### Information provided

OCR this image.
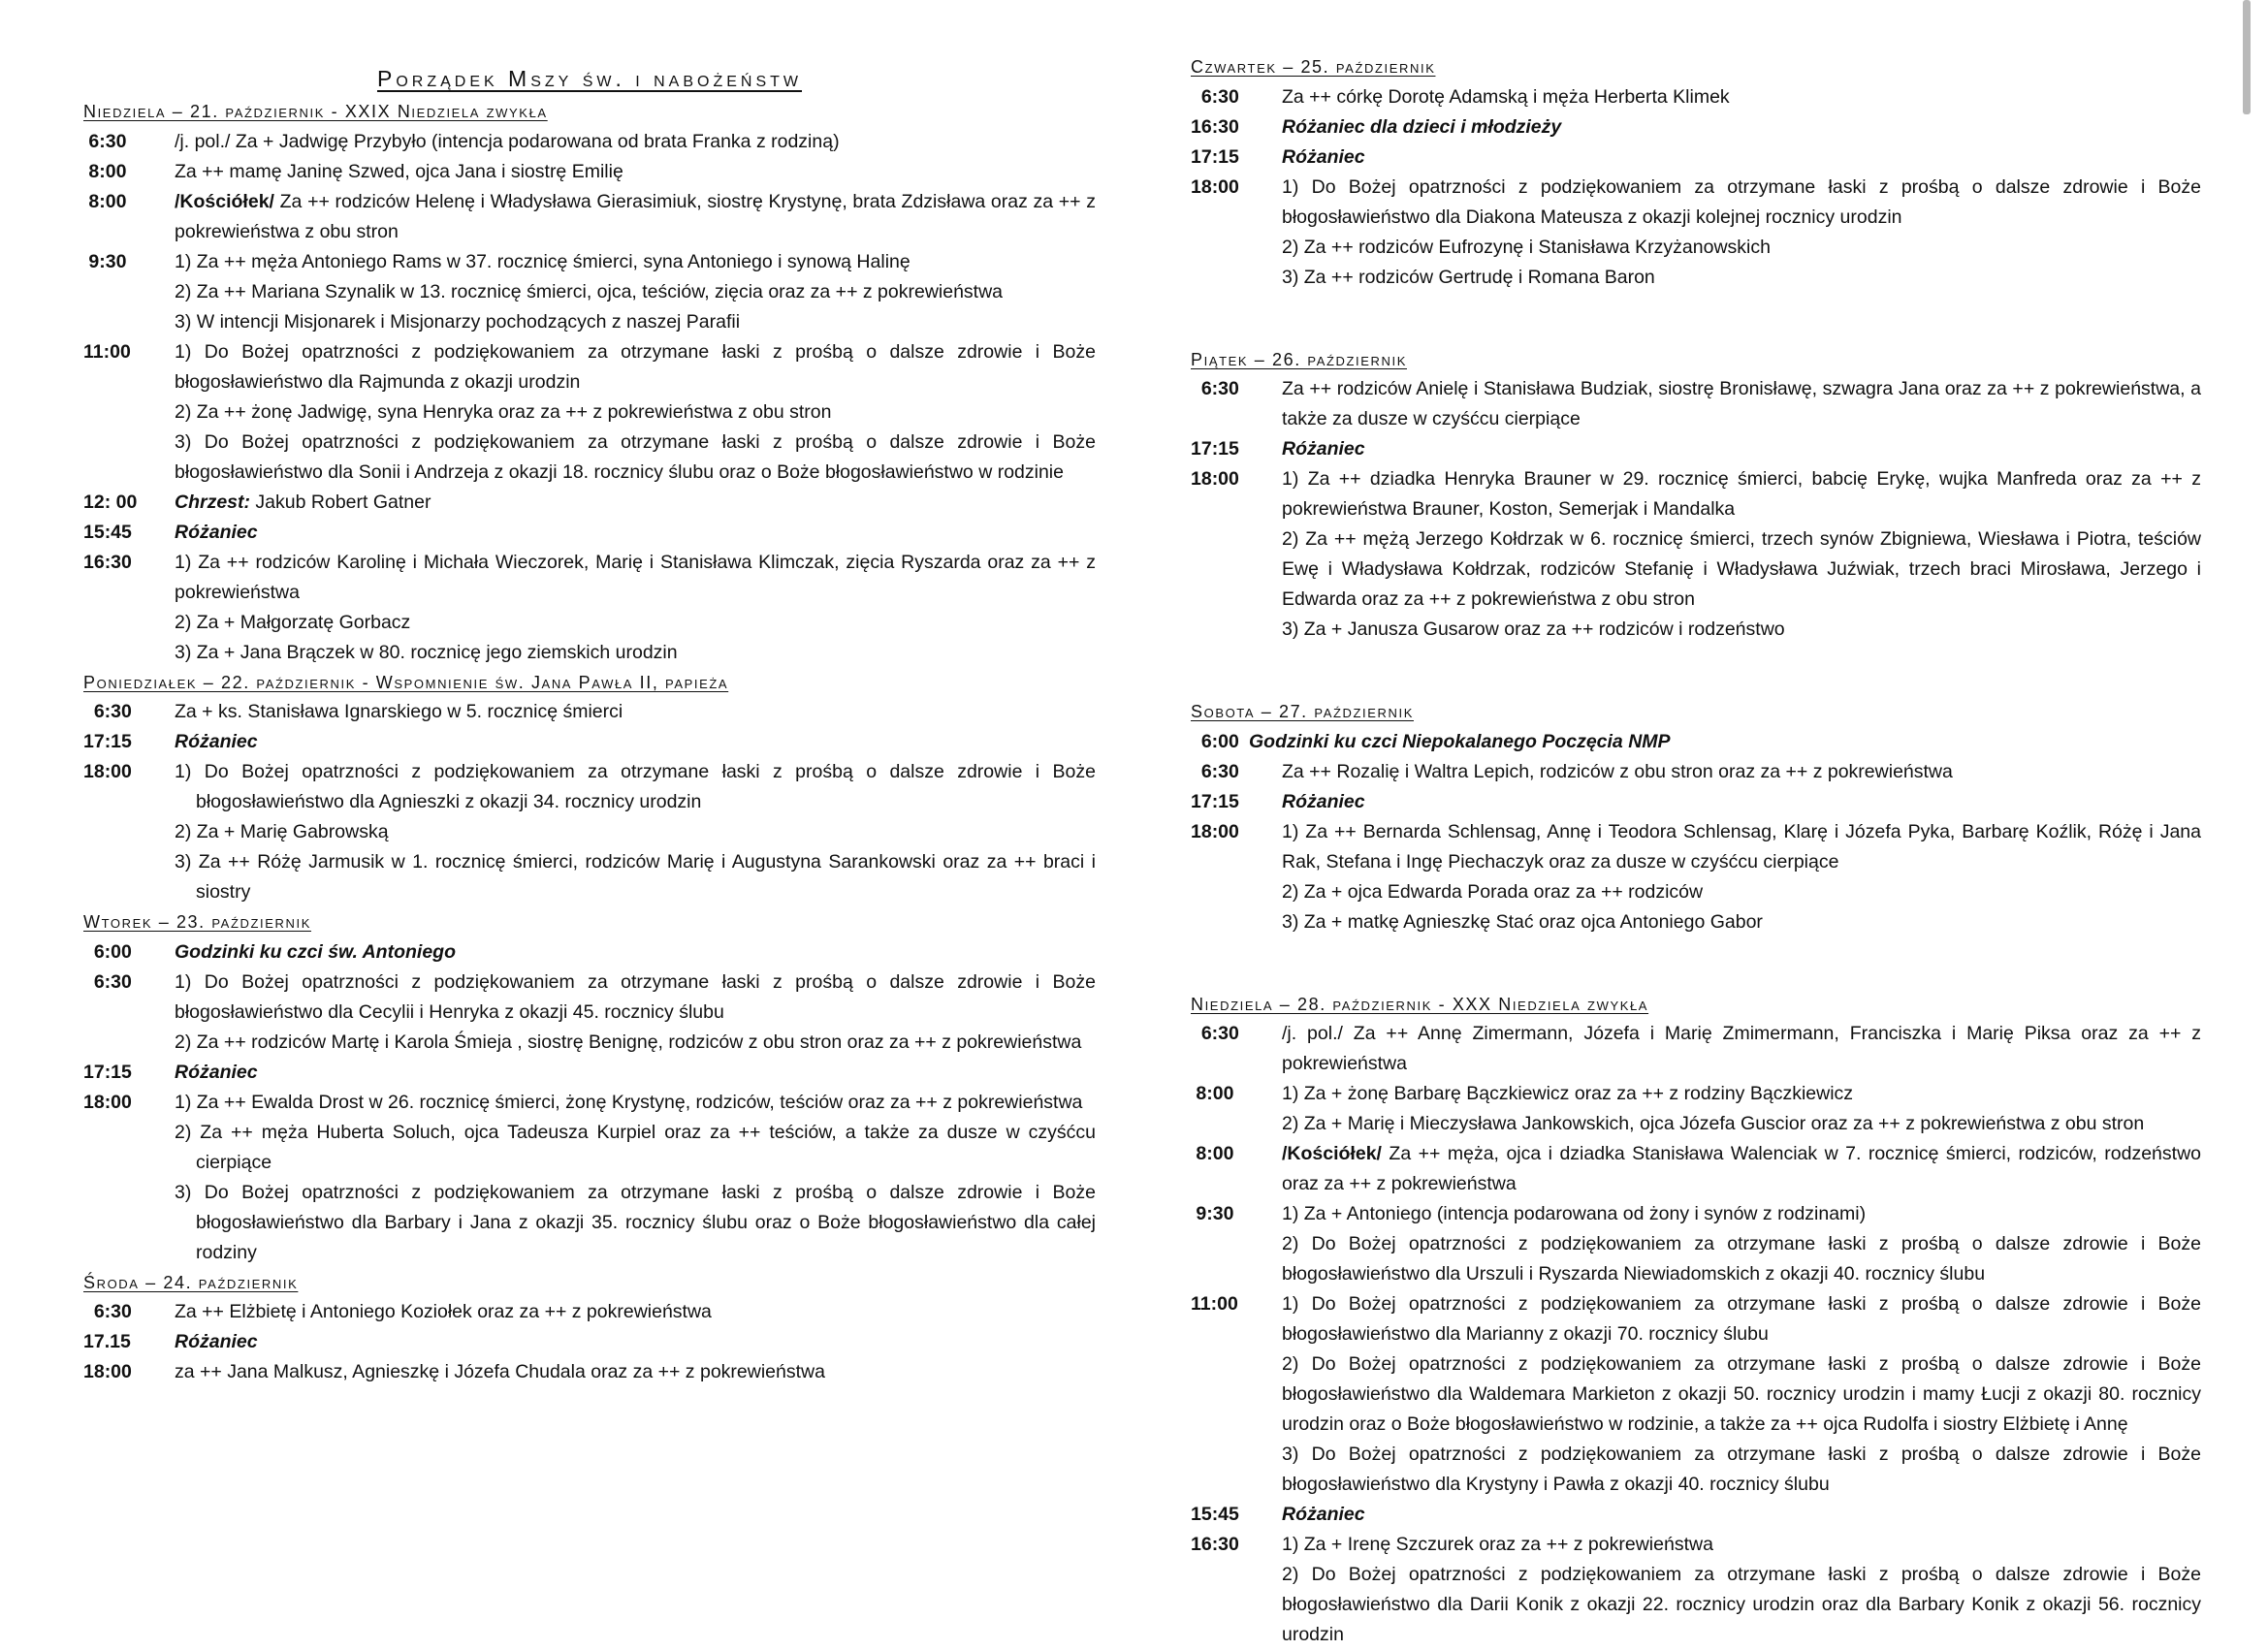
Porządek Mszy św. i nabożeństw
Niedziela – 21. październik - XXIX Niedziela zwykła
6:30	/j. pol./ Za + Jadwigę Przybyło (intencja podarowana od brata Franka z rodziną)
8:00	Za ++ mamę Janinę Szwed, ojca Jana i siostrę Emilię
8:00	/Kościółek/ Za ++ rodziców Helenę i Władysława Gierasimiuk, siostrę Krystynę, brata Zdzisława oraz za ++ z pokrewieństwa z obu stron
9:30	1) Za ++ męża Antoniego Rams w 37. rocznicę śmierci, syna Antoniego i synową Halinę
2) Za ++ Mariana Szynalik w 13. rocznicę śmierci, ojca, teściów, zięcia oraz za ++ z pokrewieństwa
3) W intencji Misjonarek i Misjonarzy pochodzących z naszej Parafii
11:00	1) Do Bożej opatrzności z podziękowaniem za otrzymane łaski z prośbą o dalsze zdrowie i Boże błogosławieństwo dla Rajmunda z okazji urodzin
2) Za ++ żonę Jadwigę, syna Henryka oraz za ++ z pokrewieństwa z obu stron
3) Do Bożej opatrzności z podziękowaniem za otrzymane łaski z prośbą o dalsze zdrowie i Boże błogosławieństwo dla Sonii i Andrzeja z okazji 18. rocznicy ślubu oraz o Boże błogosławieństwo w rodzinie
12: 00	Chrzest: Jakub Robert Gatner
15:45	Różaniec
16:30	1) Za ++ rodziców Karolinę i Michała Wieczorek, Marię i Stanisława Klimczak, zięcia Ryszarda oraz za ++ z pokrewieństwa
2) Za + Małgorzatę Gorbacz
3) Za + Jana Brączek w 80. rocznicę jego ziemskich urodzin
Poniedziałek – 22. październik - Wspomnienie św. Jana Pawła II, papieża
6:30	Za + ks. Stanisława Ignarskiego w 5. rocznicę śmierci
17:15	Różaniec
18:00	1) Do Bożej opatrzności z podziękowaniem za otrzymane łaski z prośbą o dalsze zdrowie i Boże błogosławieństwo dla Agnieszki z okazji 34. rocznicy urodzin
2) Za + Marię Gabrowską
3) Za ++ Różę Jarmusik w 1. rocznicę śmierci, rodziców Marię i Augustyna Sarankowski oraz za ++ braci i siostry
Wtorek – 23. październik
6:00	Godzinki ku czci św. Antoniego
6:30	1) Do Bożej opatrzności z podziękowaniem za otrzymane łaski z prośbą o dalsze zdrowie i Boże błogosławieństwo dla Cecylii i Henryka z okazji 45. rocznicy ślubu
2) Za ++ rodziców Martę i Karola Śmieja , siostrę Benignę, rodziców z obu stron oraz za ++ z pokrewieństwa
17:15	Różaniec
18:00	1) Za ++ Ewalda Drost w 26. rocznicę śmierci, żonę Krystynę, rodziców, teściów oraz za ++ z pokrewieństwa
2) Za ++ męża Huberta Soluch, ojca Tadeusza Kurpiel oraz za ++ teściów, a także za dusze w czyśćcu cierpiące
3) Do Bożej opatrzności z podziękowaniem za otrzymane łaski z prośbą o dalsze zdrowie i Boże błogosławieństwo dla Barbary i Jana z okazji 35. rocznicy ślubu oraz o Boże błogosławieństwo dla całej rodziny
Środa – 24. październik
6:30	Za ++ Elżbietę i Antoniego Koziołek oraz za ++ z pokrewieństwa
17.15	Różaniec
18:00	za ++ Jana Malkusz, Agnieszkę i Józefa Chudala oraz za ++ z pokrewieństwa
Czwartek – 25. październik
6:30	Za ++ córkę Dorotę Adamską i męża Herberta Klimek
16:30	Różaniec dla dzieci i młodzieży
17:15	Różaniec
18:00	1) Do Bożej opatrzności z podziękowaniem za otrzymane łaski z prośbą o dalsze zdrowie i Boże błogosławieństwo dla Diakona Mateusza z okazji kolejnej rocznicy urodzin
2) Za ++ rodziców Eufrozynę i Stanisława Krzyżanowskich
3) Za ++ rodziców Gertrudę i Romana Baron
Piątek – 26. październik
6:30	Za ++ rodziców Anielę i Stanisława Budziak, siostrę Bronisławę, szwagra Jana oraz za ++ z pokrewieństwa, a także za dusze w czyśćcu cierpiące
17:15	Różaniec
18:00	1) Za ++ dziadka Henryka Brauner w 29. rocznicę śmierci, babcię Erykę, wujka Manfreda oraz za ++ z pokrewieństwa Brauner, Koston, Semerjak i Mandalka
2) Za ++ mężą Jerzego Kołdrzak w 6. rocznicę śmierci, trzech synów Zbigniewa, Wiesława i Piotra, teściów Ewę i Władysława Kołdrzak, rodziców Stefanię i Władysława Juźwiak, trzech braci Mirosława, Jerzego i Edwarda oraz za ++ z pokrewieństwa z obu stron
3) Za + Janusza Gusarow oraz za ++ rodziców i rodzeństwo
Sobota – 27. październik
6:00 Godzinki ku czci Niepokalanego Poczęcia NMP
6:30	Za ++ Rozalię i Waltra Lepich, rodziców z obu stron oraz za ++ z pokrewieństwa
17:15	Różaniec
18:00	1) Za ++ Bernarda Schlensag, Annę i Teodora Schlensag, Klarę i Józefa Pyka, Barbarę Koźlik, Różę i Jana Rak, Stefana i Ingę Piechaczyk oraz za dusze w czyśćcu cierpiące
2) Za + ojca Edwarda Porada oraz za ++ rodziców
3) Za + matkę Agnieszkę Stać oraz ojca Antoniego Gabor
Niedziela – 28. październik - XXX Niedziela zwykła
6:30	/j. pol./ Za ++ Annę Zimermann, Józefa i Marię Zmimermann, Franciszka i Marię Piksa oraz za ++ z pokrewieństwa
8:00	1) Za + żonę Barbarę Bączkiewicz oraz za ++ z rodziny Bączkiewicz
2) Za + Marię i Mieczysława Jankowskich, ojca Józefa Guscior oraz za ++ z pokrewieństwa z obu stron
8:00	/Kościółek/ Za ++ męża, ojca i dziadka Stanisława Walenciak w 7. rocznicę śmierci, rodziców, rodzeństwo oraz za ++ z pokrewieństwa
9:30	1) Za + Antoniego (intencja podarowana od żony i synów z rodzinami)
2) Do Bożej opatrzności z podziękowaniem za otrzymane łaski z prośbą o dalsze zdrowie i Boże błogosławieństwo dla Urszuli i Ryszarda Niewiadomskich z okazji 40. rocznicy ślubu
11:00	1) Do Bożej opatrzności z podziękowaniem za otrzymane łaski z prośbą o dalsze zdrowie i Boże błogosławieństwo dla Marianny z okazji 70. rocznicy ślubu
2) Do Bożej opatrzności z podziękowaniem za otrzymane łaski z prośbą o dalsze zdrowie i Boże błogosławieństwo dla Waldemara Markieton z okazji 50. rocznicy urodzin i mamy Łucji z okazji 80. rocznicy urodzin oraz o Boże błogosławieństwo w rodzinie, a także za ++ ojca Rudolfa i siostry Elżbietę i Annę
3) Do Bożej opatrzności z podziękowaniem za otrzymane łaski z prośbą o dalsze zdrowie i Boże błogosławieństwo dla Krystyny i Pawła z okazji 40. rocznicy ślubu
15:45	Różaniec
16:30	1) Za + Irenę Szczurek oraz za ++ z pokrewieństwa
2) Do Bożej opatrzności z podziękowaniem za otrzymane łaski z prośbą o dalsze zdrowie i Boże błogosławieństwo dla Darii Konik z okazji 22. rocznicy urodzin oraz dla Barbary Konik z okazji 56. rocznicy urodzin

######

Reproduce the data word for word, excluding its pictures.

OCR this image.
Porządek Mszy św. i nabożeństw
Niedziela – 21. październik - XXIX Niedziela zwykła
6:30	/j. pol./ Za + Jadwigę Przybyło (intencja podarowana od brata Franka z rodziną)
8:00	Za ++ mamę Janinę Szwed, ojca Jana i siostrę Emilię
8:00	/Kościółek/ Za ++ rodziców Helenę i Władysława Gierasimiuk, siostrę Krystynę, brata Zdzisława oraz za ++ z pokrewieństwa z obu stron
9:30	1) Za ++ męża Antoniego Rams w 37. rocznicę śmierci, syna Antoniego i synową Halinę
2) Za ++ Mariana Szynalik w 13. rocznicę śmierci, ojca, teściów, zięcia oraz za ++ z pokrewieństwa
3) W intencji Misjonarek i Misjonarzy pochodzących z naszej Parafii
11:00	1) Do Bożej opatrzności z podziękowaniem za otrzymane łaski z prośbą o dalsze zdrowie i Boże błogosławieństwo dla Rajmunda z okazji urodzin
2) Za ++ żonę Jadwigę, syna Henryka oraz za ++ z pokrewieństwa z obu stron
3) Do Bożej opatrzności z podziękowaniem za otrzymane łaski z prośbą o dalsze zdrowie i Boże błogosławieństwo dla Sonii i Andrzeja z okazji 18. rocznicy ślubu oraz o Boże błogosławieństwo w rodzinie
12: 00	Chrzest: Jakub Robert Gatner
15:45	Różaniec
16:30	1) Za ++ rodziców Karolinę i Michała Wieczorek, Marię i Stanisława Klimczak, zięcia Ryszarda oraz za ++ z pokrewieństwa
2) Za + Małgorzatę Gorbacz
3) Za + Jana Brączek w 80. rocznicę jego ziemskich urodzin
Poniedziałek – 22. październik - Wspomnienie św. Jana Pawła II, papieża
6:30	Za + ks. Stanisława Ignarskiego w 5. rocznicę śmierci
17:15	Różaniec
18:00	1) Do Bożej opatrzności z podziękowaniem za otrzymane łaski z prośbą o dalsze zdrowie i Boże błogosławieństwo dla Agnieszki z okazji 34. rocznicy urodzin
2) Za + Marię Gabrowską
3) Za ++ Różę Jarmusik w 1. rocznicę śmierci, rodziców Marię i Augustyna Sarankowski oraz za ++ braci i siostry
Wtorek – 23. październik
6:00	Godzinki ku czci św. Antoniego
6:30	1) Do Bożej opatrzności z podziękowaniem za otrzymane łaski z prośbą o dalsze zdrowie i Boże błogosławieństwo dla Cecylii i Henryka z okazji 45. rocznicy ślubu
2) Za ++ rodziców Martę i Karola Śmieja , siostrę Benignę, rodziców z obu stron oraz za ++ z pokrewieństwa
17:15	Różaniec
18:00	1) Za ++ Ewalda Drost w 26. rocznicę śmierci, żonę Krystynę, rodziców, teściów oraz za ++ z pokrewieństwa
2) Za ++ męża Huberta Soluch, ojca Tadeusza Kurpiel oraz za ++ teściów, a także za dusze w czyśćcu cierpiące
3) Do Bożej opatrzności z podziękowaniem za otrzymane łaski z prośbą o dalsze zdrowie i Boże błogosławieństwo dla Barbary i Jana z okazji 35. rocznicy ślubu oraz o Boże błogosławieństwo dla całej rodziny
Środa – 24. październik
6:30	Za ++ Elżbietę i Antoniego Koziołek oraz za ++ z pokrewieństwa
17.15	Różaniec
18:00	za ++ Jana Malkusz, Agnieszkę i Józefa Chudala oraz za ++ z pokrewieństwa
Czwartek – 25. październik
6:30	Za ++ córkę Dorotę Adamską i męża Herberta Klimek
16:30	Różaniec dla dzieci i młodzieży
17:15	Różaniec
18:00	1) Do Bożej opatrzności z podziękowaniem za otrzymane łaski z prośbą o dalsze zdrowie i Boże błogosławieństwo dla Diakona Mateusza z okazji kolejnej rocznicy urodzin
2) Za ++ rodziców Eufrozynę i Stanisława Krzyżanowskich
3) Za ++ rodziców Gertrudę i Romana Baron
Piątek – 26. październik
6:30	Za ++ rodziców Anielę i Stanisława Budziak, siostrę Bronisławę, szwagra Jana oraz za ++ z pokrewieństwa, a także za dusze w czyśćcu cierpiące
17:15	Różaniec
18:00	1) Za ++ dziadka Henryka Brauner w 29. rocznicę śmierci, babcię Erykę, wujka Manfreda oraz za ++ z pokrewieństwa Brauner, Koston, Semerjak i Mandalka
2) Za ++ mężą Jerzego Kołdrzak w 6. rocznicę śmierci, trzech synów Zbigniewa, Wiesława i Piotra, teściów Ewę i Władysława Kołdrzak, rodziców Stefanię i Władysława Juźwiak, trzech braci Mirosława, Jerzego i Edwarda oraz za ++ z pokrewieństwa z obu stron
3) Za + Janusza Gusarow oraz za ++ rodziców i rodzeństwo
Sobota – 27. październik
6:00 Godzinki ku czci Niepokalanego Poczęcia NMP
6:30	Za ++ Rozalię i Waltra Lepich, rodziców z obu stron oraz za ++ z pokrewieństwa
17:15	Różaniec
18:00	1) Za ++ Bernarda Schlensag, Annę i Teodora Schlensag, Klarę i Józefa Pyka, Barbarę Koźlik, Różę i Jana Rak, Stefana i Ingę Piechaczyk oraz za dusze w czyśćcu cierpiące
2) Za + ojca Edwarda Porada oraz za ++ rodziców
3) Za + matkę Agnieszkę Stać oraz ojca Antoniego Gabor
Niedziela – 28. październik - XXX Niedziela zwykła
6:30	/j. pol./ Za ++ Annę Zimermann, Józefa i Marię Zmimermann, Franciszka i Marię Piksa oraz za ++ z pokrewieństwa
8:00	1) Za + żonę Barbarę Bączkiewicz oraz za ++ z rodziny Bączkiewicz
2) Za + Marię i Mieczysława Jankowskich, ojca Józefa Guscior oraz za ++ z pokrewieństwa z obu stron
8:00	/Kościółek/ Za ++ męża, ojca i dziadka Stanisława Walenciak w 7. rocznicę śmierci, rodziców, rodzeństwo oraz za ++ z pokrewieństwa
9:30	1) Za + Antoniego (intencja podarowana od żony i synów z rodzinami)
2) Do Bożej opatrzności z podziękowaniem za otrzymane łaski z prośbą o dalsze zdrowie i Boże błogosławieństwo dla Urszuli i Ryszarda Niewiadomskich z okazji 40. rocznicy ślubu
11:00	1) Do Bożej opatrzności z podziękowaniem za otrzymane łaski z prośbą o dalsze zdrowie i Boże błogosławieństwo dla Marianny z okazji 70. rocznicy ślubu
2) Do Bożej opatrzności z podziękowaniem za otrzymane łaski z prośbą o dalsze zdrowie i Boże błogosławieństwo dla Waldemara Markieton z okazji 50. rocznicy urodzin i mamy Łucji z okazji 80. rocznicy urodzin oraz o Boże błogosławieństwo w rodzinie, a także za ++ ojca Rudolfa i siostry Elżbietę i Annę
3) Do Bożej opatrzności z podziękowaniem za otrzymane łaski z prośbą o dalsze zdrowie i Boże błogosławieństwo dla Krystyny i Pawła z okazji 40. rocznicy ślubu
15:45	Różaniec
16:30	1) Za + Irenę Szczurek oraz za ++ z pokrewieństwa
2) Do Bożej opatrzności z podziękowaniem za otrzymane łaski z prośbą o dalsze zdrowie i Boże błogosławieństwo dla Darii Konik z okazji 22. rocznicy urodzin oraz dla Barbary Konik z okazji 56. rocznicy urodzin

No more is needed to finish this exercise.